[Exercise brief]
Read the lines below. Copy out any that hold the string "title".

[Task input]
- - -
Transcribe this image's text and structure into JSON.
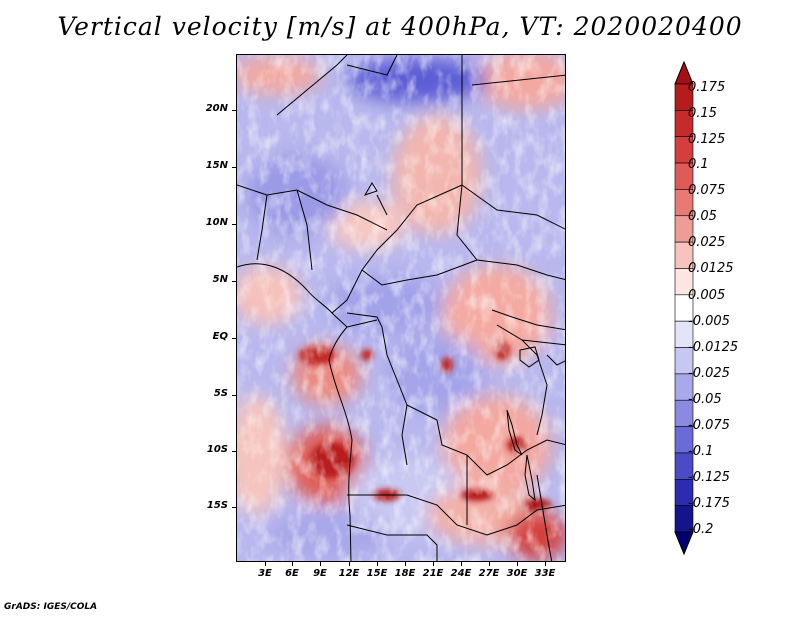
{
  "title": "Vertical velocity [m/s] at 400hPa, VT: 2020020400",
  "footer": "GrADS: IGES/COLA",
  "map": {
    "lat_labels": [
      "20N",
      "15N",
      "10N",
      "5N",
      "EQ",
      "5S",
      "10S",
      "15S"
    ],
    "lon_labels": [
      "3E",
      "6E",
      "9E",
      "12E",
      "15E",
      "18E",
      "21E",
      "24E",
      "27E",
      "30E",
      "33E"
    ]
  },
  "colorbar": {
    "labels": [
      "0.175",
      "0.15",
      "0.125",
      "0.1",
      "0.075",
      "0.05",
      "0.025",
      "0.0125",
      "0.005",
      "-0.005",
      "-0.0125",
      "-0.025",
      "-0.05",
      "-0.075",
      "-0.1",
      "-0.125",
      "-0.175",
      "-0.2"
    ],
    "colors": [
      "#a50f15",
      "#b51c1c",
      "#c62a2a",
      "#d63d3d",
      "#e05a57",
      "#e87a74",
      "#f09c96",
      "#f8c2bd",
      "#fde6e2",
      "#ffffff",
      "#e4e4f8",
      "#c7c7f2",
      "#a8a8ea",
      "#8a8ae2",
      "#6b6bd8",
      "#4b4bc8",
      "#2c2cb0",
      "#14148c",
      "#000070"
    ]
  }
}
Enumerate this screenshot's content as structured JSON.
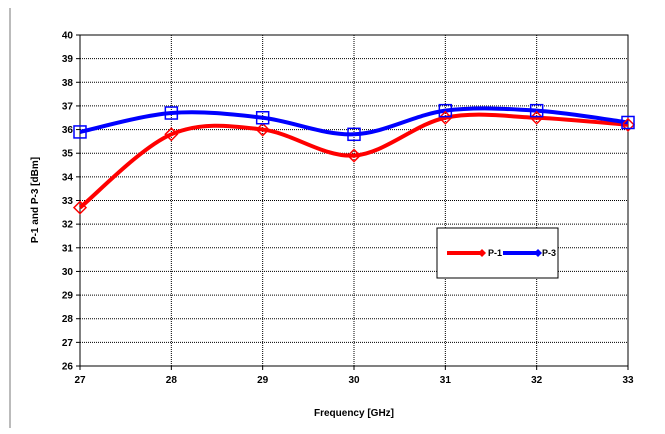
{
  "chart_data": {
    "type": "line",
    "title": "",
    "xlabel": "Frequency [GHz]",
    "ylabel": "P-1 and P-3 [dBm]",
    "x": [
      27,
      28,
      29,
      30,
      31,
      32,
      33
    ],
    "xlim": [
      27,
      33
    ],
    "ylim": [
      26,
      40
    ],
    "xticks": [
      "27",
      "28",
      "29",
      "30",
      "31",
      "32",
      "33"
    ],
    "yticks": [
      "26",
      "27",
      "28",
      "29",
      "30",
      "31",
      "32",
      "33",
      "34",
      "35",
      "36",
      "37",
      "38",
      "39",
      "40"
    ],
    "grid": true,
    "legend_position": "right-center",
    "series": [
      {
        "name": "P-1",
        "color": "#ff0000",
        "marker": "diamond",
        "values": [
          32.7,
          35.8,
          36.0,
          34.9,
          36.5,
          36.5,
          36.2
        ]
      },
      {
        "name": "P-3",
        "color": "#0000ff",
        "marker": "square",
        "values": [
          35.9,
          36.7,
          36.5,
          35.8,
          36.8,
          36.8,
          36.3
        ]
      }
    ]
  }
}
- - -
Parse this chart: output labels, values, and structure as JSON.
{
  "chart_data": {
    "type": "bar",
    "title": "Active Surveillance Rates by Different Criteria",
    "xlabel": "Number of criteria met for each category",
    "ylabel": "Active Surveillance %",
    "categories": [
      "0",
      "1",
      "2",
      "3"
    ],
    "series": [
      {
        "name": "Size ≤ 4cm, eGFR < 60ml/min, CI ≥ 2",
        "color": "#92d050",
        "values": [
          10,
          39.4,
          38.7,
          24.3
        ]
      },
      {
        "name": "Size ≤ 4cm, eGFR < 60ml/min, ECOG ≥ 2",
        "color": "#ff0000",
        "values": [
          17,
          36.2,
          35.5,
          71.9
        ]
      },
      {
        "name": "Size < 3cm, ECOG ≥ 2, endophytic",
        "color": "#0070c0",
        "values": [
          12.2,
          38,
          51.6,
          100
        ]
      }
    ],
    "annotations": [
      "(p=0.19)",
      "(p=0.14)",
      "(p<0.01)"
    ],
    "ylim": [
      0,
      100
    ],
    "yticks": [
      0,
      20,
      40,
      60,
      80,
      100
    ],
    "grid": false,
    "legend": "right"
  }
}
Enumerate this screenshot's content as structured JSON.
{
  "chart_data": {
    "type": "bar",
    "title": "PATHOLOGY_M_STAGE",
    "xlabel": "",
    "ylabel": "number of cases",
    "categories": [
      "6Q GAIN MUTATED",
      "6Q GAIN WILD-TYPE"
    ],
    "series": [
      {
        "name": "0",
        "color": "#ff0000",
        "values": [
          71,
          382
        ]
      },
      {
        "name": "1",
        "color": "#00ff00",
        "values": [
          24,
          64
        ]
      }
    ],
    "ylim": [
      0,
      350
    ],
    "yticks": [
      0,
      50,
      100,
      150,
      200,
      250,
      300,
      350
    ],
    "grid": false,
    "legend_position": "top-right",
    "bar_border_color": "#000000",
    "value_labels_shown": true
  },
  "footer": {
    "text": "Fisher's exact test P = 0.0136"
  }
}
- - -
[Correct answer]
  "title": "Vertical velocity [m/s] at 400hPa, VT: 2020020400",
    "title": "",
    "title": "Active Surveillance Rates by Different Criteria",
    "title": "PATHOLOGY_M_STAGE",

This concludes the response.